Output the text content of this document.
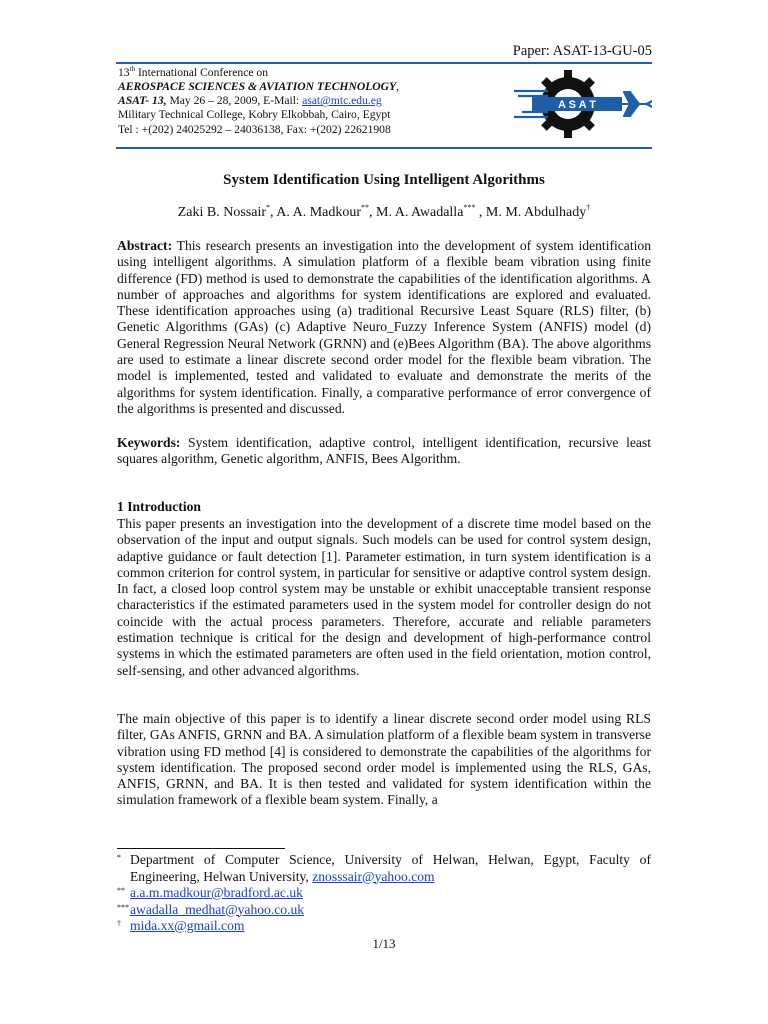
Paper: ASAT-13-GU-05
13th International Conference on
AEROSPACE SCIENCES & AVIATION TECHNOLOGY,
ASAT- 13, May 26 – 28, 2009, E-Mail: asat@mtc.edu.eg
Military Technical College, Kobry Elkobbah, Cairo, Egypt
Tel : +(202) 24025292 – 24036138, Fax: +(202) 22621908
A S A T
System Identification Using Intelligent Algorithms
Zaki B. Nossair*, A. A. Madkour**, M. A. Awadalla*** , M. M. Abdulhady†
Abstract: This research presents an investigation into the development of system identification using intelligent algorithms. A simulation platform of a flexible beam vibration using finite difference (FD) method is used to demonstrate the capabilities of the identification algorithms. A number of approaches and algorithms for system identifications are explored and evaluated. These identification approaches using (a) traditional Recursive Least Square (RLS) filter, (b) Genetic Algorithms (GAs) (c) Adaptive Neuro_Fuzzy Inference System (ANFIS) model (d) General Regression Neural Network (GRNN) and (e)Bees Algorithm (BA). The above algorithms are used to estimate a linear discrete second order model for the flexible beam vibration. The model is implemented, tested and validated to evaluate and demonstrate the merits of the algorithms for system identification. Finally, a comparative performance of error convergence of the algorithms is presented and discussed.
Keywords: System identification, adaptive control, intelligent identification, recursive least squares algorithm, Genetic algorithm, ANFIS, Bees Algorithm.
1 Introduction
This paper presents an investigation into the development of a discrete time model based on the observation of the input and output signals. Such models can be used for control system design, adaptive guidance or fault detection [1]. Parameter estimation, in turn system identification is a common criterion for control system, in particular for sensitive or adaptive control system design. In fact, a closed loop control system may be unstable or exhibit unacceptable transient response characteristics if the estimated parameters used in the system model for controller design do not coincide with the actual process parameters. Therefore, accurate and reliable parameters estimation technique is critical for the design and development of high-performance control systems in which the estimated parameters are often used in the field orientation, motion control, self-sensing, and other advanced algorithms.
The main objective of this paper is to identify a linear discrete second order model using RLS filter, GAs ANFIS, GRNN and BA. A simulation platform of a flexible beam system in transverse vibration using FD method [4] is considered to demonstrate the capabilities of the algorithms for system identification. The proposed second order model is implemented using the RLS, GAs, ANFIS, GRNN, and BA. It is then tested and validated for system identification within the simulation framework of a flexible beam system. Finally, a
* Department of Computer Science, University of Helwan, Helwan, Egypt, Faculty of Engineering, Helwan University, znosssair@yahoo.com
** a.a.m.madkour@bradford.ac.uk
*** awadalla_medhat@yahoo.co.uk
† mida.xx@gmail.com
1/13
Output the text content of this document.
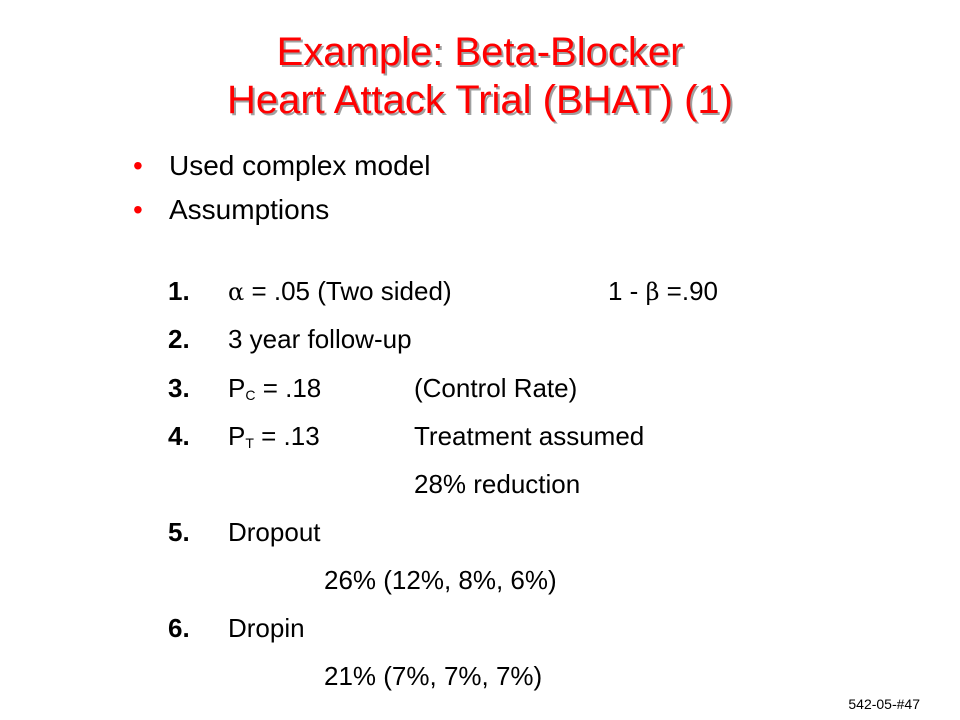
Example: Beta-Blocker
Heart Attack Trial (BHAT) (1)
• Used complex model
• Assumptions
1. α = .05 (Two sided)	1 - β =.90
2. 3 year follow-up
3. $P_C = .18$	(Control Rate)
4. $P_T = .13$	Treatment assumed
28% reduction
5. Dropout
26% (12%, 8%, 6%)
6. Dropin
21% (7%, 7%, 7%)
542-05-#47
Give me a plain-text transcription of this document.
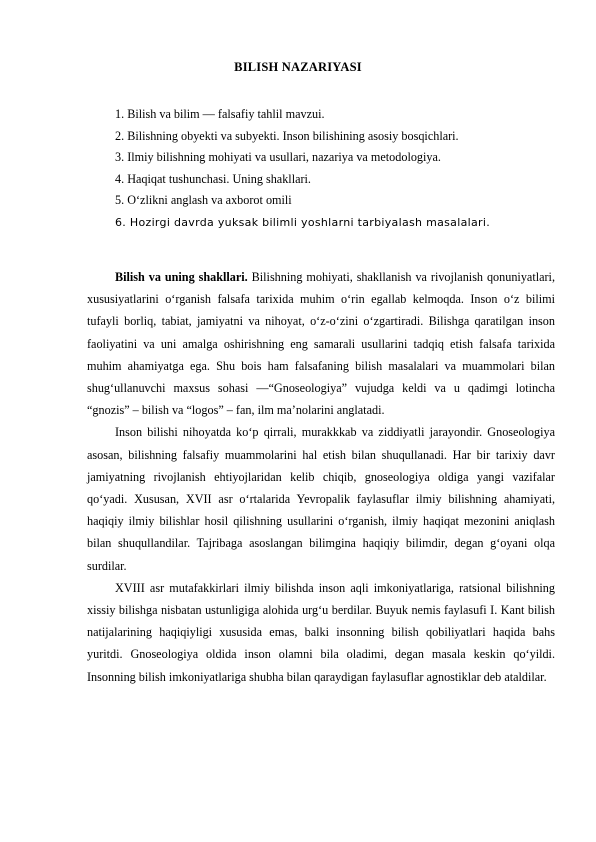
BILISH NAZARIYASI
1. Bilish va bilim — falsafiy tahlil mavzui.
2. Bilishning obyekti va subyekti. Inson bilishining asosiy bosqichlari.
3. Ilmiy bilishning mohiyati va usullari, nazariya va metodologiya.
4. Haqiqat tushunchasi. Uning shakllari.
5. O‘zlikni anglash va axborot omili
6. Hozirgi davrda yuksak bilimli yoshlarni tarbiyalash masalalari.

Bilish va uning shakllari. Bilishning mohiyati, shakllanish va rivojlanish qonuniyatlari, xususiyatlarini o‘rganish falsafa tarixida muhim o‘rin egallab kelmoqda. Inson o‘z bilimi tufayli borliq, tabiat, jamiyatni va nihoyat, o‘z-o‘zini o‘zgartiradi. Bilishga qaratilgan inson faoliyatini va uni amalga oshirishning eng samarali usullarini tadqiq etish falsafa tarixida muhim ahamiyatga ega. Shu bois ham falsafaning bilish masalalari va muammolari bilan shug‘ullanuvchi maxsus sohasi —“Gnoseologiya” vujudga keldi va u qadimgi lotincha “gnozis” – bilish va “logos” – fan, ilm ma’nolarini anglatadi.

Inson bilishi nihoyatda ko‘p qirrali, murakkkab va ziddiyatli jarayondir. Gnoseologiya asosan, bilishning falsafiy muammolarini hal etish bilan shuqullanadi. Har bir tarixiy davr jamiyatning rivojlanish ehtiyojlaridan kelib chiqib, gnoseologiya oldiga yangi vazifalar qo‘yadi. Xususan, XVII asr o‘rtalarida Yevropalik faylasuflar ilmiy bilishning ahamiyati, haqiqiy ilmiy bilishlar hosil qilishning usullarini o‘rganish, ilmiy haqiqat mezonini aniqlash bilan shuqullandilar. Tajribaga asoslangan bilimgina haqiqiy bilimdir, degan g‘oyani olqa surdilar.

XVIII asr mutafakkirlari ilmiy bilishda inson aqli imkoniyatlariga, ratsional bilishning xissiy bilishga nisbatan ustunligiga alohida urg‘u berdilar. Buyuk nemis faylasufi I. Kant bilish natijalarining haqiqiyligi xususida emas, balki insonning bilish qobiliyatlari haqida bahs yuritdi. Gnoseologiya oldida inson olamni bila oladimi, degan masala keskin qo‘yildi. Insonning bilish imkoniyatlariga shubha bilan qaraydigan faylasuflar agnostiklar deb ataldilar.
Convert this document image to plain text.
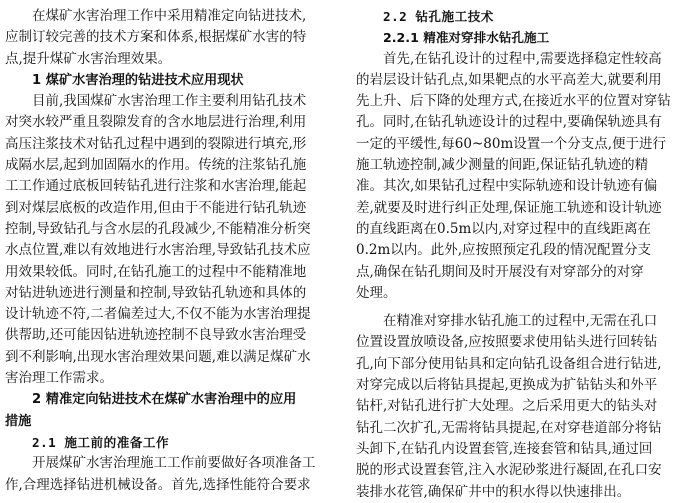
在煤矿水害治理工作中采用精准定向钻进技术,
应制订较完善的技术方案和体系,根据煤矿水害的特
点,提升煤矿水害治理效果。
1 煤矿水害治理的钻进技术应用现状
目前,我国煤矿水害治理工作主要利用钻孔技术
对突水较严重且裂隙发育的含水地层进行治理,利用
高压注浆技术对钻孔过程中遇到的裂隙进行填充,形
成隔水层,起到加固隔水的作用。传统的注浆钻孔施
工工作通过底板回转钻孔进行注浆和水害治理,能起
到对煤层底板的改造作用,但由于不能进行钻孔轨迹
控制,导致钻孔与含水层的孔段减少,不能精准分析突
水点位置,难以有效地进行水害治理,导致钻孔技术应
用效果较低。同时,在钻孔施工的过程中不能精准地
对钻进轨迹进行测量和控制,导致钻孔轨迹和具体的
设计轨迹不符,二者偏差过大,不仅不能为水害治理提
供帮助,还可能因钻进轨迹控制不良导致水害治理受
到不利影响,出现水害治理效果问题,难以满足煤矿水
害治理工作需求。
2 精准定向钻进技术在煤矿水害治理中的应用
措施
2.1 施工前的准备工作
开展煤矿水害治理施工工作前要做好各项准备工
作,合理选择钻进机械设备。首先,选择性能符合要求
2.2 钻孔施工技术
2.2.1 精准对穿排水钻孔施工
首先,在钻孔设计的过程中,需要选择稳定性较高
的岩层设计钻孔点,如果靶点的水平高差大,就要利用
先上升、后下降的处理方式,在接近水平的位置对穿钻
孔。同时,在钻孔轨迹设计的过程中,要确保轨迹具有
一定的平缓性,每60~80m设置一个分支点,便于进行
施工轨迹控制,减少测量的间距,保证钻孔轨迹的精
准。其次,如果钻孔过程中实际轨迹和设计轨迹有偏
差,就要及时进行纠正处理,保证施工轨迹和设计轨迹
的直线距离在0.5m以内,对穿过程中的直线距离在
0.2m以内。此外,应按照预定孔段的情况配置分支
点,确保在钻孔期间及时开展没有对穿部分的对穿
处理。
在精准对穿排水钻孔施工的过程中,无需在孔口
位置设置放喷设备,应按照要求使用钻头进行回转钻
孔,向下部分使用钻具和定向钻孔设备组合进行钻进,
对穿完成以后将钻具提起,更换成为扩钻钻头和外平
钻杆,对钻孔进行扩大处理。之后采用更大的钻头对
钻孔二次扩孔,无需将钻具提起,在对穿巷道部分将钻
头卸下,在钻孔内设置套管,连接套管和钻具,通过回
脱的形式设置套管,注入水泥砂浆进行凝固,在孔口安
装排水花管,确保矿井中的积水得以快速排出。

> _TASK_: Reproduce each line of the material containing the word "Egypt".

> _EXERCISE SOLUTION_:
Military Technical College, Kobry Elkobbah, Cairo, Egypt
* Department of Computer Science, University of Helwan, Helwan, Egypt, Faculty of Engineering, Helwan University, znosssair@yahoo.com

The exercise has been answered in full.